WHAT NEEDS TO BE DONE: Word for word, give the material below again, minus any images.

DATA ENTRIES:
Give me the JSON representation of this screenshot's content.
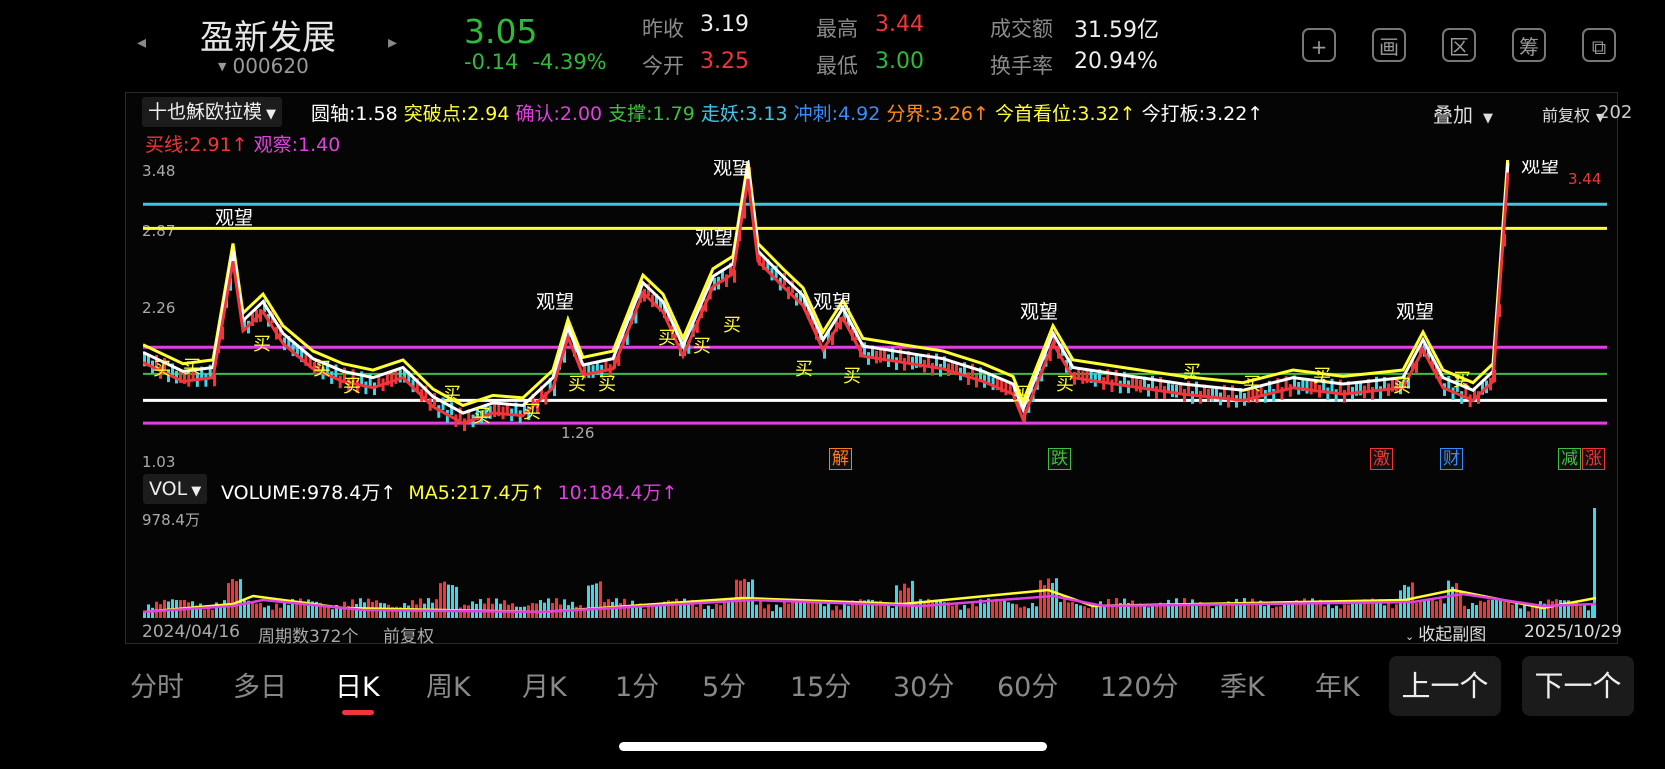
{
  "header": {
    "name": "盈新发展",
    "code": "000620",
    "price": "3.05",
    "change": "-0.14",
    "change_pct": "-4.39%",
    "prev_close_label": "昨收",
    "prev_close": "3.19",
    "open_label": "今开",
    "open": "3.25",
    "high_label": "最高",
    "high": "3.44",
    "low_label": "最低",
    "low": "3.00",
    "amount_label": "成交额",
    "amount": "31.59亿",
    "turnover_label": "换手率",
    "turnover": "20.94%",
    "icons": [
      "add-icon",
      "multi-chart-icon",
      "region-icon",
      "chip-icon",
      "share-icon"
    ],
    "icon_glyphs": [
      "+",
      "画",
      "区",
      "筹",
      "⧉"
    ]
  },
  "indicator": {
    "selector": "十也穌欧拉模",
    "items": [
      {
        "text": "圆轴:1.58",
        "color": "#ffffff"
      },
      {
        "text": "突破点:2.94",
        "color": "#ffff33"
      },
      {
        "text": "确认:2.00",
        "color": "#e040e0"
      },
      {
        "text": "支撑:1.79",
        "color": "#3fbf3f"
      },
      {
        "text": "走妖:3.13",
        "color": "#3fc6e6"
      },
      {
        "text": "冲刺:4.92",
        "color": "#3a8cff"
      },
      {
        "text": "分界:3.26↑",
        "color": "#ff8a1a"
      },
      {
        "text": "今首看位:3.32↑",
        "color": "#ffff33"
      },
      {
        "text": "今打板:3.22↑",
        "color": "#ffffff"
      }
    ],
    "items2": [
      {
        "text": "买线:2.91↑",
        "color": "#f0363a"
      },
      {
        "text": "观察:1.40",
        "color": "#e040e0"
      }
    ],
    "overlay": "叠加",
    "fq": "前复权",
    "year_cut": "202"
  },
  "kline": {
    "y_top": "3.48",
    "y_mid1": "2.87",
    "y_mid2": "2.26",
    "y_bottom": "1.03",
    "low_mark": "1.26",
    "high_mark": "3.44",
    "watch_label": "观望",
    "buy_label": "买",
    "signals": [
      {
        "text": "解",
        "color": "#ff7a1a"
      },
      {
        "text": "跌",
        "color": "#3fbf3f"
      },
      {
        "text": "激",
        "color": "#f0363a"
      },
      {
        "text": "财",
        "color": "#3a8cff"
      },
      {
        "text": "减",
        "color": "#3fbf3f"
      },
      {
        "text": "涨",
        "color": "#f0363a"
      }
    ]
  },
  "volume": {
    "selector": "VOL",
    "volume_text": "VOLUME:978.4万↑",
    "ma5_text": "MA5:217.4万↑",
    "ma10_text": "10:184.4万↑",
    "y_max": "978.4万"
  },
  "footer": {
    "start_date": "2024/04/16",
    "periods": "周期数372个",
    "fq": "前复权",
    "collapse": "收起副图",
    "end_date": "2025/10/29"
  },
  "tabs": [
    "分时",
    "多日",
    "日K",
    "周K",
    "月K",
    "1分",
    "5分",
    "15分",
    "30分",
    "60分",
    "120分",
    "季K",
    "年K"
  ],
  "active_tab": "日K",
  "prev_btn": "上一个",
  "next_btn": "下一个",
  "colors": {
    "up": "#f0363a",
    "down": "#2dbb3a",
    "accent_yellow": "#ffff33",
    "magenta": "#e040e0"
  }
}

WRITTEN RESPONSE:
Give me the JSON representation of this screenshot's content.
{
  "header": {
    "name": "盈新发展",
    "code": "000620",
    "price": "3.05",
    "change": "-0.14",
    "change_pct": "-4.39%",
    "prev_close_label": "昨收",
    "prev_close": "3.19",
    "open_label": "今开",
    "open": "3.25",
    "high_label": "最高",
    "high": "3.44",
    "low_label": "最低",
    "low": "3.00",
    "amount_label": "成交额",
    "amount": "31.59亿",
    "turnover_label": "换手率",
    "turnover": "20.94%",
    "icons": [
      "add-icon",
      "multi-chart-icon",
      "region-icon",
      "chip-icon",
      "share-icon"
    ],
    "icon_glyphs": [
      "+",
      "画",
      "区",
      "筹",
      "⧉"
    ]
  },
  "indicator": {
    "selector": "十也穌欧拉模",
    "items": [
      {
        "text": "圆轴:1.58",
        "color": "#ffffff"
      },
      {
        "text": "突破点:2.94",
        "color": "#ffff33"
      },
      {
        "text": "确认:2.00",
        "color": "#e040e0"
      },
      {
        "text": "支撑:1.79",
        "color": "#3fbf3f"
      },
      {
        "text": "走妖:3.13",
        "color": "#3fc6e6"
      },
      {
        "text": "冲刺:4.92",
        "color": "#3a8cff"
      },
      {
        "text": "分界:3.26↑",
        "color": "#ff8a1a"
      },
      {
        "text": "今首看位:3.32↑",
        "color": "#ffff33"
      },
      {
        "text": "今打板:3.22↑",
        "color": "#ffffff"
      }
    ],
    "items2": [
      {
        "text": "买线:2.91↑",
        "color": "#f0363a"
      },
      {
        "text": "观察:1.40",
        "color": "#e040e0"
      }
    ],
    "overlay": "叠加",
    "fq": "前复权",
    "year_cut": "202"
  },
  "kline": {
    "y_top": "3.48",
    "y_mid1": "2.87",
    "y_mid2": "2.26",
    "y_bottom": "1.03",
    "low_mark": "1.26",
    "high_mark": "3.44",
    "watch_label": "观望",
    "buy_label": "买",
    "signals": [
      {
        "text": "解",
        "color": "#ff7a1a"
      },
      {
        "text": "跌",
        "color": "#3fbf3f"
      },
      {
        "text": "激",
        "color": "#f0363a"
      },
      {
        "text": "财",
        "color": "#3a8cff"
      },
      {
        "text": "减",
        "color": "#3fbf3f"
      },
      {
        "text": "涨",
        "color": "#f0363a"
      }
    ]
  },
  "volume": {
    "selector": "VOL",
    "volume_text": "VOLUME:978.4万↑",
    "ma5_text": "MA5:217.4万↑",
    "ma10_text": "10:184.4万↑",
    "y_max": "978.4万"
  },
  "footer": {
    "start_date": "2024/04/16",
    "periods": "周期数372个",
    "fq": "前复权",
    "collapse": "收起副图",
    "end_date": "2025/10/29"
  },
  "tabs": [
    "分时",
    "多日",
    "日K",
    "周K",
    "月K",
    "1分",
    "5分",
    "15分",
    "30分",
    "60分",
    "120分",
    "季K",
    "年K"
  ],
  "active_tab": "日K",
  "prev_btn": "上一个",
  "next_btn": "下一个",
  "colors": {
    "up": "#f0363a",
    "down": "#2dbb3a",
    "accent_yellow": "#ffff33",
    "magenta": "#e040e0"
  }
}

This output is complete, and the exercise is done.